— Task instructions —
Looking at the listing beneath, work out how many lines hold "работ" and report only that figure.

----

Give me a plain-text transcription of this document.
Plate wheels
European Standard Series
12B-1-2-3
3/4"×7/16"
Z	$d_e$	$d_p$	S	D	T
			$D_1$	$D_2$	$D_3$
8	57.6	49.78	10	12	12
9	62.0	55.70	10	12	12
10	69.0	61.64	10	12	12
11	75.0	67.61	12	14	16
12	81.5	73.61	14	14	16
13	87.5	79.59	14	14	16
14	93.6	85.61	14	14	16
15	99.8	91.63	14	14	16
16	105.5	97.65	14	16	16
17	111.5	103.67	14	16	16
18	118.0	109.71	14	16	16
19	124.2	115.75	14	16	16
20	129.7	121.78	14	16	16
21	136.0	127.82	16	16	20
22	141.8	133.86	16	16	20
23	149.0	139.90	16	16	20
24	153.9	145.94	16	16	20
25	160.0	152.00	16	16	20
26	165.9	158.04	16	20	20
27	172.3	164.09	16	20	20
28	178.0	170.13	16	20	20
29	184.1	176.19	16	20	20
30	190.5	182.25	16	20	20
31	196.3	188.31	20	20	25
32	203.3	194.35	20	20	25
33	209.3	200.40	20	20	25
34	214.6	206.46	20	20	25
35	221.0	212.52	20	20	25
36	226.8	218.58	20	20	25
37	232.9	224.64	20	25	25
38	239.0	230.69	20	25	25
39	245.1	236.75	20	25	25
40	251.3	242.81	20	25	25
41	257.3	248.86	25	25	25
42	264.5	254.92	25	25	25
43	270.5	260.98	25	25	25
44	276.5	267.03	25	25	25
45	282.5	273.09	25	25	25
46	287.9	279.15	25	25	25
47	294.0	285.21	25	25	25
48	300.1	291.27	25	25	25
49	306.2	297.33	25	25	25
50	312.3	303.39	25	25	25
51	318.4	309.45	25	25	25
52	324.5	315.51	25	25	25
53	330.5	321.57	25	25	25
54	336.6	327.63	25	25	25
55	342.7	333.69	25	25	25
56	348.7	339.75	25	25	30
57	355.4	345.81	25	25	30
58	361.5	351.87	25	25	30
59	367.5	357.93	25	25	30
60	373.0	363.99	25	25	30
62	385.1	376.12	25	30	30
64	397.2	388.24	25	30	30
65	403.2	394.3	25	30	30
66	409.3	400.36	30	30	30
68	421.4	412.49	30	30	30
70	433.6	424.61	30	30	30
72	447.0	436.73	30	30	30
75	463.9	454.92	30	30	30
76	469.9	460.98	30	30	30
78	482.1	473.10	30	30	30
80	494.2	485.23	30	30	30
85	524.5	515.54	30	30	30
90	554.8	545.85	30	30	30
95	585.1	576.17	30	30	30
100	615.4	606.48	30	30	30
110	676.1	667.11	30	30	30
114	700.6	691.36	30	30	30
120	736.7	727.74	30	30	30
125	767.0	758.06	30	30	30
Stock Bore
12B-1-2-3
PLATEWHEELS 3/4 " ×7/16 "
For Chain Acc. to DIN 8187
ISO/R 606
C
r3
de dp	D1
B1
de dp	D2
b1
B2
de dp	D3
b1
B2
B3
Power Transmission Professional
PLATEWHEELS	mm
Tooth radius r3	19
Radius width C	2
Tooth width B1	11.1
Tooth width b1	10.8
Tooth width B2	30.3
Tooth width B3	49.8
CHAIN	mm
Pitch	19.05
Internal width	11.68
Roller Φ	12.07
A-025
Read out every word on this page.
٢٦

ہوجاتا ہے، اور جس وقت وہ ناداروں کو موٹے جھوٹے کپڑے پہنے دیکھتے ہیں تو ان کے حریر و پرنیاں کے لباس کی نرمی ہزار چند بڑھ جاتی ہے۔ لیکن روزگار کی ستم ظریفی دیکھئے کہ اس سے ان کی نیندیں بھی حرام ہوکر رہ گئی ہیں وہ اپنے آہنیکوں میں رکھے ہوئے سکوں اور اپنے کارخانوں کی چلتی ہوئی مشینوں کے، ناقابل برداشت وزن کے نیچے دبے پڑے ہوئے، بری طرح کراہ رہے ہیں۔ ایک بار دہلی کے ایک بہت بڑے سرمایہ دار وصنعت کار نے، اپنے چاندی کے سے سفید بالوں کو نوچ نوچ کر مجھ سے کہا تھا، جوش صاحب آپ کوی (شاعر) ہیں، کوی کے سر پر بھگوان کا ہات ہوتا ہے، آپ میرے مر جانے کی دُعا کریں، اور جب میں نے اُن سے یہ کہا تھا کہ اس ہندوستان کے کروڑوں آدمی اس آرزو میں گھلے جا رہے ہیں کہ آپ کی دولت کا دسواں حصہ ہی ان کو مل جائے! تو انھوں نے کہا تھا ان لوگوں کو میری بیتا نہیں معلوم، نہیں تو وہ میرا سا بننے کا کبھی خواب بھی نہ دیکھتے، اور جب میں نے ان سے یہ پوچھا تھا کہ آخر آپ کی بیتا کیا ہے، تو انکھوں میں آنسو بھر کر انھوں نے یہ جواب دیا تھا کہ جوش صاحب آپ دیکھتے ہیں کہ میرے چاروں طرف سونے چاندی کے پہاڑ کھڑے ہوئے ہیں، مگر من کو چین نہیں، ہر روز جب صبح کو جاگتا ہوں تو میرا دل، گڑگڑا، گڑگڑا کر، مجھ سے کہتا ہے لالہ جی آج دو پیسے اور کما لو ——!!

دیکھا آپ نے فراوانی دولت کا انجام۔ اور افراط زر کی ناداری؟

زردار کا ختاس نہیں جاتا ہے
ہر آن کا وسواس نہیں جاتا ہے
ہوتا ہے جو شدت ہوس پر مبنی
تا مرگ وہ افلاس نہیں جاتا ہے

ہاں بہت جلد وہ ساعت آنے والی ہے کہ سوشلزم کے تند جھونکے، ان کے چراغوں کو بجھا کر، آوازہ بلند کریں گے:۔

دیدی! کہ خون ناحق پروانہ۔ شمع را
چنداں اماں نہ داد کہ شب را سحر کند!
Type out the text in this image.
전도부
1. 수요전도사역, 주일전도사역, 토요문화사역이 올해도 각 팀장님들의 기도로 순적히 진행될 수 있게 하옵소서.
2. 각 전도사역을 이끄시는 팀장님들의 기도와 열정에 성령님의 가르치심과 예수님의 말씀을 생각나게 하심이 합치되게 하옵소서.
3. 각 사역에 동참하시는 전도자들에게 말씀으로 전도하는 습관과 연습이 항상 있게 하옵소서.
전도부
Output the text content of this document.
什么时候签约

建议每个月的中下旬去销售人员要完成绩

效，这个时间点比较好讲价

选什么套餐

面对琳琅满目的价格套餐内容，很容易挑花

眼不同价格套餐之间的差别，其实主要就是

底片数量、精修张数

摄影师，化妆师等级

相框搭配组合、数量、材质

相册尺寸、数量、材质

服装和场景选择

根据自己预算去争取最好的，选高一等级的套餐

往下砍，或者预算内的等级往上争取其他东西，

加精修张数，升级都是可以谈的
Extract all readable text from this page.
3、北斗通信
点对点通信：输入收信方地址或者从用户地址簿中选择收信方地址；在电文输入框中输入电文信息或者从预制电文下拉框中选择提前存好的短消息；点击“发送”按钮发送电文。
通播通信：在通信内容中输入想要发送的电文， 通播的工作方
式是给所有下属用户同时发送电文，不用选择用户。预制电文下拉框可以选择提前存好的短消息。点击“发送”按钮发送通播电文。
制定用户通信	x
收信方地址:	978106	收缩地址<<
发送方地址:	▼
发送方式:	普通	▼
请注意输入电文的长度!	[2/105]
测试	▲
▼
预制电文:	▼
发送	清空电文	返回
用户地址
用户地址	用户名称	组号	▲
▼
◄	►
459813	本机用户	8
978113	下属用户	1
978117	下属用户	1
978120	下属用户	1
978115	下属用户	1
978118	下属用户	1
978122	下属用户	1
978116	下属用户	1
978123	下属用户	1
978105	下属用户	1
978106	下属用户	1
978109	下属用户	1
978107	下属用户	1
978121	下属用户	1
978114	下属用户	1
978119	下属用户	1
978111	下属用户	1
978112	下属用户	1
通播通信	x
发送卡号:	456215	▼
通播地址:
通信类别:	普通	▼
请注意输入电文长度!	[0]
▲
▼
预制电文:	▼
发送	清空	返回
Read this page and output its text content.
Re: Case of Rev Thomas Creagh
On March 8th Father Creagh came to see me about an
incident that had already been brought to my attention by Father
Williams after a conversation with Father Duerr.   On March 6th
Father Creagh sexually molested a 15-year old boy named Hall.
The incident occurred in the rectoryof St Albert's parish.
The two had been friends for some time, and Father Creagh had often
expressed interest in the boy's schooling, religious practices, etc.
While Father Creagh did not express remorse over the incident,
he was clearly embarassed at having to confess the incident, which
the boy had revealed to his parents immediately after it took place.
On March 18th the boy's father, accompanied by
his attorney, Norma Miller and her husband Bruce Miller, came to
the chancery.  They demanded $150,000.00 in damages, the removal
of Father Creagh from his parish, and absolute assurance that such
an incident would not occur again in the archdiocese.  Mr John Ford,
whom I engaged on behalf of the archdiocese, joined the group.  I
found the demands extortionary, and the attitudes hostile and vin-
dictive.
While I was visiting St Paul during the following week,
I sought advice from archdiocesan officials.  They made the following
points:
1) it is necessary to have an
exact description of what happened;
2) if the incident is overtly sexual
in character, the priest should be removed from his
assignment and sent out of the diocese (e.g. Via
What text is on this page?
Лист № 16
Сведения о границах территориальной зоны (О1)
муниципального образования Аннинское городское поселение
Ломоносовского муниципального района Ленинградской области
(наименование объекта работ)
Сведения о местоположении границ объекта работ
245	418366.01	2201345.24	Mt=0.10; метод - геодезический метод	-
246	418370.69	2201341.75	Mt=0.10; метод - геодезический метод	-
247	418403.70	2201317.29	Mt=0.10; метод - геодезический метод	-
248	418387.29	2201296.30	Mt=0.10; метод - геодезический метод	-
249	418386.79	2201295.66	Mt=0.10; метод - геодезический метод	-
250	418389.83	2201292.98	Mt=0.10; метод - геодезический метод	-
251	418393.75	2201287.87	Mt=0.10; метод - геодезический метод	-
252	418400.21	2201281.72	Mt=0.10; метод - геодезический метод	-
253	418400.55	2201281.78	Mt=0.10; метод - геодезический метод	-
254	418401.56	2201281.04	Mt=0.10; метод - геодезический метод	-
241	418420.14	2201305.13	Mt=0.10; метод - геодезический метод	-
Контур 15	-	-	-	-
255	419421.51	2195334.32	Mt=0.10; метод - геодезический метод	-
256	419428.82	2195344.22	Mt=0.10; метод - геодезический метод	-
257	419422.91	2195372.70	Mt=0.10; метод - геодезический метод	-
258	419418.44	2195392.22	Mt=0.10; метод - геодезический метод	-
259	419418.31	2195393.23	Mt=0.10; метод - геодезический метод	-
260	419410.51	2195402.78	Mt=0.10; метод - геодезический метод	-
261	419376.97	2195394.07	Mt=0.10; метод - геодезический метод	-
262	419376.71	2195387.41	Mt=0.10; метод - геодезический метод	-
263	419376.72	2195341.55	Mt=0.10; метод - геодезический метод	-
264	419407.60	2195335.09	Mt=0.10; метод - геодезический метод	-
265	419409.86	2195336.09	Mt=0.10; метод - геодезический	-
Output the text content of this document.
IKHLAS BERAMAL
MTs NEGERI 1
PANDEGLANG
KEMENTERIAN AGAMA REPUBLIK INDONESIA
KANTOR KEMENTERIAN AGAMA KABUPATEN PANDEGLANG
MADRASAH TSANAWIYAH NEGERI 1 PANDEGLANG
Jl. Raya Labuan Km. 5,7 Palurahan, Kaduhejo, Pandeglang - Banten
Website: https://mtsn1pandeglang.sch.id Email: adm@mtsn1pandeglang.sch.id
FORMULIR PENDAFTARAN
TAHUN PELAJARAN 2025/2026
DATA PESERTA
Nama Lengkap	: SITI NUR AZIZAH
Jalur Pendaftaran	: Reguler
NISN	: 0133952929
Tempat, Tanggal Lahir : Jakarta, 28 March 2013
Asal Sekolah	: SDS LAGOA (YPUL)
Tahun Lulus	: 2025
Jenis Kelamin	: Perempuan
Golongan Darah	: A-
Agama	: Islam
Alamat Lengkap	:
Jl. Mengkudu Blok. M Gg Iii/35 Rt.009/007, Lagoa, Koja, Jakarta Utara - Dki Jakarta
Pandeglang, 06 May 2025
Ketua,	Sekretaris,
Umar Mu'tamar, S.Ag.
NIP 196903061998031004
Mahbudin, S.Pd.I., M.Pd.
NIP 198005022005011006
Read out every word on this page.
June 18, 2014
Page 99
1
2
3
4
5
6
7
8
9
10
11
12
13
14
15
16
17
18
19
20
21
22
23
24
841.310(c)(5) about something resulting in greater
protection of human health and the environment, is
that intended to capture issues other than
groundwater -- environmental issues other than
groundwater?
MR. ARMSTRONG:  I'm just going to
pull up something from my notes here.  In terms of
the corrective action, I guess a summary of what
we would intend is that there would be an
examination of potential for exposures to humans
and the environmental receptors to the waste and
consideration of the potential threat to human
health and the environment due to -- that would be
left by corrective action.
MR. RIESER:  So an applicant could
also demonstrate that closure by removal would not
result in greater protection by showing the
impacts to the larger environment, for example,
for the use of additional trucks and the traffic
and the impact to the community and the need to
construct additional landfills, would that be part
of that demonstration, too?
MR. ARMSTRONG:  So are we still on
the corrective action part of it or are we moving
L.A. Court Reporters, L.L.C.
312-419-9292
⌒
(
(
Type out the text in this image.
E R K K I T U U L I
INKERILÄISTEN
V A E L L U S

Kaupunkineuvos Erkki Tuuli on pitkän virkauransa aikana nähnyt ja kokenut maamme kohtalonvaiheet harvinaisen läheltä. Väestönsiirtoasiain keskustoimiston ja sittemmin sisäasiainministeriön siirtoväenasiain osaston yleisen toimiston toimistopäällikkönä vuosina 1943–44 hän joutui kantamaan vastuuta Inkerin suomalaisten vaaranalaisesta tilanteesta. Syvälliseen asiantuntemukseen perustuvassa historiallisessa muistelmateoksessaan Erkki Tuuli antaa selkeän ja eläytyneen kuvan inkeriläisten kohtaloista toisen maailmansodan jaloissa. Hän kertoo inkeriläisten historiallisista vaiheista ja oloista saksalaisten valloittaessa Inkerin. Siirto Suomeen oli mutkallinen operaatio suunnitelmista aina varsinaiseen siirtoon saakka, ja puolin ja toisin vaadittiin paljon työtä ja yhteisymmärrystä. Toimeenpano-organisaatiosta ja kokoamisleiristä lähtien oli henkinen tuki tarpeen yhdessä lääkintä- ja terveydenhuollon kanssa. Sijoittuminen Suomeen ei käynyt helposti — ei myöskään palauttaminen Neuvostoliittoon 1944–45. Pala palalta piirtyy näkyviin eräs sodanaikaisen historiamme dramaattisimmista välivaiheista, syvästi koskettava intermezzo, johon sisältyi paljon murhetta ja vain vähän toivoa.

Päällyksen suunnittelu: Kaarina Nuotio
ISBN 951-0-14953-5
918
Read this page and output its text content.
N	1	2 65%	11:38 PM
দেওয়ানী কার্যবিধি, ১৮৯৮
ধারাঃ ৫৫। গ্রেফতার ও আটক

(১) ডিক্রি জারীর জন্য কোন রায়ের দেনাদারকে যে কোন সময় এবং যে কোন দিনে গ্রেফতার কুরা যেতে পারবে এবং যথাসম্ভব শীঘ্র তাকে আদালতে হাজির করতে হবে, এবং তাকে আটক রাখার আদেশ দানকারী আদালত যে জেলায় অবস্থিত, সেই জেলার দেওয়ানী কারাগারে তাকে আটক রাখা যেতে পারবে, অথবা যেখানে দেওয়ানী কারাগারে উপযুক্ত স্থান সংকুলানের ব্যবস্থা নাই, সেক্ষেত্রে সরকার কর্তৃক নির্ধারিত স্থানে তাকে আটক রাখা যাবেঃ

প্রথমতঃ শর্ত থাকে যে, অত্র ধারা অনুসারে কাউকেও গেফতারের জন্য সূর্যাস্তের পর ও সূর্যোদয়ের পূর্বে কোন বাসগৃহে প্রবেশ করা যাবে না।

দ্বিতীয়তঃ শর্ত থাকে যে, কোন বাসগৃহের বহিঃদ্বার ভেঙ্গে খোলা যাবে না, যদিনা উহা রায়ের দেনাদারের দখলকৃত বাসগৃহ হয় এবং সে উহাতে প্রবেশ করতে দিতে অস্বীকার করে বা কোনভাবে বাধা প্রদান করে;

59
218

----

— Worked answer —
2